TASK BRIEF —
Repeat word for word the lines from the line with "sidebar-search-row [0,62,305,94]" up to and including the line with "warning-icon [14,436,30,451]".

Some records:
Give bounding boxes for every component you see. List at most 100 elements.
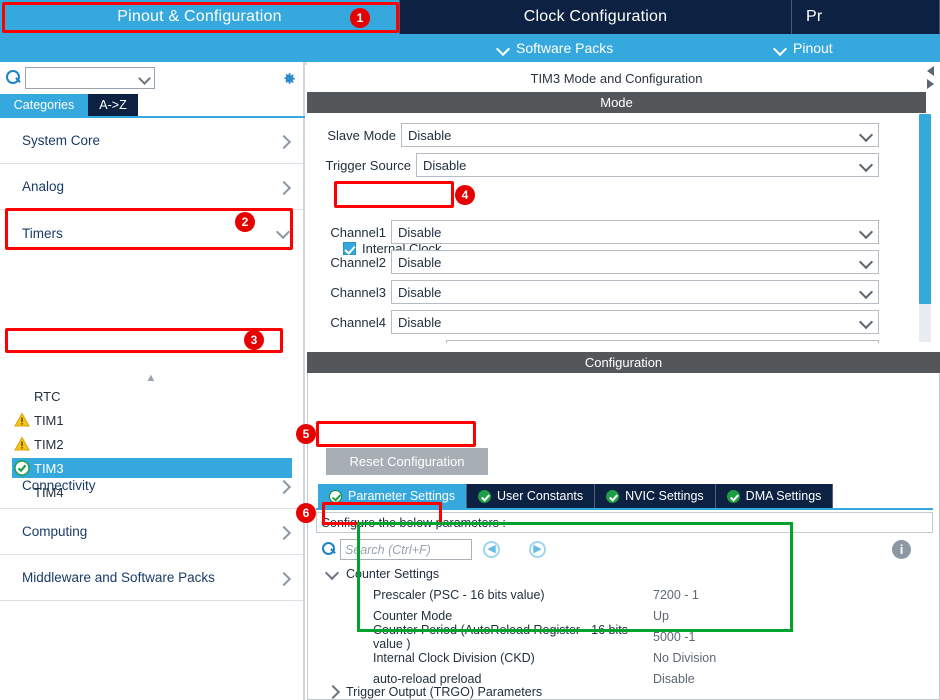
sidebar-search-row [0,62,305,94]
previous-match-button[interactable]: ◀ [483,541,500,558]
secondary-bar: Software Packs Pinout [0,34,940,62]
sidebar-view-tabs: Categories A->Z [0,94,305,116]
param-value: Up [653,608,669,623]
search-input[interactable] [25,67,155,89]
table-row[interactable]: Counter Period (AutoReload Register - 16… [363,623,793,651]
chevron-down-icon [859,129,872,142]
annotation-badge-3: 3 [244,330,264,350]
sidebar-bottom-categories: Connectivity Computing Middleware and So… [0,463,303,601]
next-match-button[interactable]: ▶ [529,541,546,558]
stm32cubemx-window: Pinout & Configuration Clock Configurati… [0,0,940,700]
tab-pinout-configuration[interactable]: Pinout & Configuration [0,0,400,34]
reset-configuration-button[interactable]: Reset Configuration [326,448,488,475]
parameter-search-input[interactable]: Search (Ctrl+F) [340,539,472,560]
check-icon [726,489,740,503]
chevron-down-icon [775,43,786,54]
chevron-down-icon [326,568,338,580]
row-slave-mode: Slave Mode Disable [321,123,879,147]
channel3-select[interactable]: Disable [391,280,879,304]
counter-settings-table: Prescaler (PSC - 16 bits value) 7200 - 1… [363,584,793,689]
channel2-label: Channel2 [330,254,386,270]
search-icon [6,70,21,85]
row-trigger-source: Trigger Source Disable [321,153,879,177]
tab-dma-settings[interactable]: DMA Settings [715,484,834,508]
configuration-tab-underline [316,508,933,510]
tab-nvic-settings-label: NVIC Settings [625,489,704,503]
channel1-label: Channel1 [330,224,386,240]
combined-channels-select[interactable]: Disable [446,340,879,343]
trigger-source-select[interactable]: Disable [416,153,879,177]
warning-icon [14,412,30,427]
sidebar-tab-categories[interactable]: Categories [0,94,88,116]
tab-clock-configuration[interactable]: Clock Configuration [400,0,792,34]
tab-clock-configuration-label: Clock Configuration [523,8,668,25]
chevron-down-icon [277,227,289,239]
main-tab-bar: Pinout & Configuration Clock Configurati… [0,0,940,34]
param-value: 7200 - 1 [653,587,699,602]
warning-icon [14,436,30,451]
sidebar-item-middleware-label: Middleware and Software Packs [22,570,215,585]
row-combined-channels: Combined Channels Disable [321,340,879,343]
sidebar-tab-categories-label: Categories [13,98,75,112]
tab-user-constants[interactable]: User Constants [467,484,596,508]
panel-collapse-arrows[interactable] [927,66,939,96]
mode-scrollbar-thumb[interactable] [919,114,931,304]
slave-mode-select[interactable]: Disable [401,123,879,147]
page-title: TIM3 Mode and Configuration [307,66,926,90]
param-value: 5000 -1 [653,629,696,644]
list-item-rtc[interactable]: RTC [0,386,303,406]
sidebar-item-connectivity[interactable]: Connectivity [0,463,303,509]
chevron-down-icon [498,43,509,54]
row-channel3: Channel3 Disable [321,280,879,304]
chevron-right-icon [277,526,289,538]
sidebar-item-timers[interactable]: Timers [0,210,303,256]
chevron-right-icon [277,480,289,492]
sidebar-item-middleware[interactable]: Middleware and Software Packs [0,555,303,601]
sidebar-tab-a-to-z-label: A->Z [99,98,127,112]
gear-icon[interactable] [280,70,297,87]
configuration-panel: TIM3 Mode and Configuration Mode Slave M… [307,62,940,700]
list-item-tim1[interactable]: TIM1 [0,410,303,430]
sidebar-tab-a-to-z[interactable]: A->Z [88,94,138,116]
tab-nvic-settings[interactable]: NVIC Settings [595,484,716,508]
search-icon [322,542,336,556]
chevron-right-icon [277,572,289,584]
group-counter-settings[interactable]: Counter Settings [326,567,439,581]
group-trigger-output[interactable]: Trigger Output (TRGO) Parameters [326,685,542,699]
tab-parameter-settings-label: Parameter Settings [348,489,455,503]
pinout-menu[interactable]: Pinout [775,40,833,56]
collapse-left-icon[interactable] [927,66,934,76]
channel4-select[interactable]: Disable [391,310,879,334]
annotation-badge-6: 6 [296,503,316,523]
table-row[interactable]: Prescaler (PSC - 16 bits value) 7200 - 1 [363,584,793,605]
chevron-down-icon [859,159,872,172]
slave-mode-label: Slave Mode [327,127,396,143]
tab-dma-settings-label: DMA Settings [745,489,822,503]
param-name: Prescaler (PSC - 16 bits value) [373,587,545,602]
channel1-select[interactable]: Disable [391,220,879,244]
info-icon[interactable]: i [892,540,911,559]
pinout-label: Pinout [793,40,833,56]
chevron-right-icon [277,181,289,193]
parameter-search-placeholder: Search (Ctrl+F) [345,542,431,557]
chevron-right-icon [277,135,289,147]
chevron-down-icon [859,286,872,299]
row-channel4: Channel4 Disable [321,310,879,334]
tab-project-manager[interactable]: Pr [792,0,940,34]
tab-parameter-settings[interactable]: Parameter Settings [318,484,467,508]
sidebar-item-computing[interactable]: Computing [0,509,303,555]
list-item-tim2[interactable]: TIM2 [0,434,303,454]
group-counter-settings-label: Counter Settings [346,567,440,581]
sidebar-item-analog[interactable]: Analog [0,164,303,210]
slave-mode-value: Disable [408,127,452,143]
channel2-select[interactable]: Disable [391,250,879,274]
check-icon [606,489,620,503]
software-packs-menu[interactable]: Software Packs [498,40,613,56]
scroll-up-indicator-icon[interactable]: ▲ [142,371,160,385]
group-trigger-output-label: Trigger Output (TRGO) Parameters [346,685,543,699]
sidebar-item-connectivity-label: Connectivity [22,478,96,493]
sidebar-item-system-core[interactable]: System Core [0,118,303,164]
table-row[interactable]: Internal Clock Division (CKD) No Divisio… [363,647,793,668]
collapse-right-icon[interactable] [927,79,934,89]
channel3-value: Disable [398,284,442,300]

TASK RESULT —
sidebar-search-row [0,62,305,94]
previous-match-button[interactable]: ◀ [483,541,500,558]
secondary-bar: Software Packs Pinout [0,34,940,62]
sidebar-view-tabs: Categories A->Z [0,94,305,116]
param-value: Up [653,608,669,623]
search-input[interactable] [25,67,155,89]
table-row[interactable]: Counter Period (AutoReload Register - 16… [363,623,793,651]
chevron-down-icon [859,129,872,142]
annotation-badge-3: 3 [244,330,264,350]
sidebar-bottom-categories: Connectivity Computing Middleware and So… [0,463,303,601]
next-match-button[interactable]: ▶ [529,541,546,558]
stm32cubemx-window: Pinout & Configuration Clock Configurati… [0,0,940,700]
tab-pinout-configuration[interactable]: Pinout & Configuration [0,0,400,34]
reset-configuration-button[interactable]: Reset Configuration [326,448,488,475]
parameter-search-input[interactable]: Search (Ctrl+F) [340,539,472,560]
check-icon [726,489,740,503]
chevron-down-icon [775,43,786,54]
chevron-down-icon [326,568,338,580]
row-slave-mode: Slave Mode Disable [321,123,879,147]
channel3-select[interactable]: Disable [391,280,879,304]
counter-settings-table: Prescaler (PSC - 16 bits value) 7200 - 1… [363,584,793,689]
channel2-label: Channel2 [330,254,386,270]
search-icon [6,70,21,85]
row-trigger-source: Trigger Source Disable [321,153,879,177]
tab-dma-settings[interactable]: DMA Settings [715,484,834,508]
configuration-tab-underline [316,508,933,510]
tab-nvic-settings-label: NVIC Settings [625,489,704,503]
channel1-label: Channel1 [330,224,386,240]
combined-channels-select[interactable]: Disable [446,340,879,343]
trigger-source-select[interactable]: Disable [416,153,879,177]
warning-icon [14,412,30,427]
sidebar-tab-categories[interactable]: Categories [0,94,88,116]
tab-clock-configuration[interactable]: Clock Configuration [400,0,792,34]
tab-clock-configuration-label: Clock Configuration [523,8,668,25]
chevron-down-icon [277,227,289,239]
main-tab-bar: Pinout & Configuration Clock Configurati… [0,0,940,34]
param-value: 7200 - 1 [653,587,699,602]
warning-icon [14,436,30,451]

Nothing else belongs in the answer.